• **Extracted records**
━━━━━━━━━━━━━━━━━━━━━━━━━━━━━━

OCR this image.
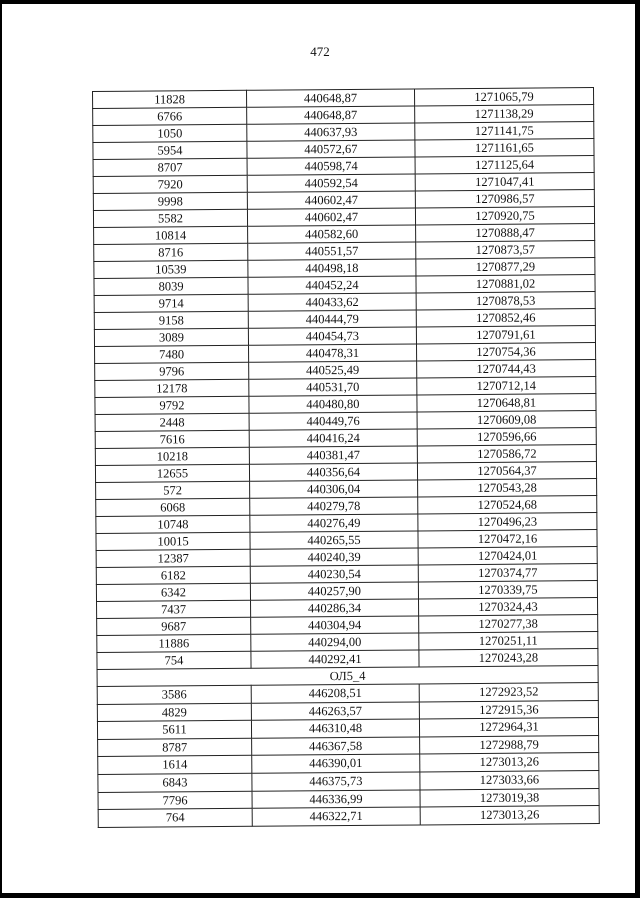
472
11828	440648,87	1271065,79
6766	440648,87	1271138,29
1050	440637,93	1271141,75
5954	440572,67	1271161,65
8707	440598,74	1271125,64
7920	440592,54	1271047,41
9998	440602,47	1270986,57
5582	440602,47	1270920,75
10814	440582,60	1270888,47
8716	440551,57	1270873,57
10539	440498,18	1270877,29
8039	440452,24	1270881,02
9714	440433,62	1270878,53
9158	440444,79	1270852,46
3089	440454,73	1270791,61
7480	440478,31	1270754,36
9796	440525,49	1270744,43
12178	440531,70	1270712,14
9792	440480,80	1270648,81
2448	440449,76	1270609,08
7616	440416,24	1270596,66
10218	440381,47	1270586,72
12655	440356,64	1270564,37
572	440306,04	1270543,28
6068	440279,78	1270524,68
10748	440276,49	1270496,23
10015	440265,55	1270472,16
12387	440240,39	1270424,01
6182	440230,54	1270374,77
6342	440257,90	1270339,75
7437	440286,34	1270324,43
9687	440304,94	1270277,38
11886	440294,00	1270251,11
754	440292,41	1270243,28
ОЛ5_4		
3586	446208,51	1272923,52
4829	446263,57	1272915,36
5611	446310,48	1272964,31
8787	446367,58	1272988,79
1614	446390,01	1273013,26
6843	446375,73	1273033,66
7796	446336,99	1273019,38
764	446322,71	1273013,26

━━━━━━━━━━━━━━━━━━━━━━━━━━━━━━

• **Exercise objective**
From start to finish, output the listing exactly, but omit its pictures.

• **Task output**
OCR this image.
472
11828	440648,87	1271065,79
6766	440648,87	1271138,29
1050	440637,93	1271141,75
5954	440572,67	1271161,65
8707	440598,74	1271125,64
7920	440592,54	1271047,41
9998	440602,47	1270986,57
5582	440602,47	1270920,75
10814	440582,60	1270888,47
8716	440551,57	1270873,57
10539	440498,18	1270877,29
8039	440452,24	1270881,02
9714	440433,62	1270878,53
9158	440444,79	1270852,46
3089	440454,73	1270791,61
7480	440478,31	1270754,36
9796	440525,49	1270744,43
12178	440531,70	1270712,14
9792	440480,80	1270648,81
2448	440449,76	1270609,08
7616	440416,24	1270596,66
10218	440381,47	1270586,72
12655	440356,64	1270564,37
572	440306,04	1270543,28
6068	440279,78	1270524,68
10748	440276,49	1270496,23
10015	440265,55	1270472,16
12387	440240,39	1270424,01
6182	440230,54	1270374,77
6342	440257,90	1270339,75
7437	440286,34	1270324,43
9687	440304,94	1270277,38
11886	440294,00	1270251,11
754	440292,41	1270243,28
ОЛ5_4		
3586	446208,51	1272923,52
4829	446263,57	1272915,36
5611	446310,48	1272964,31
8787	446367,58	1272988,79
1614	446390,01	1273013,26
6843	446375,73	1273033,66
7796	446336,99	1273019,38
764	446322,71	1273013,26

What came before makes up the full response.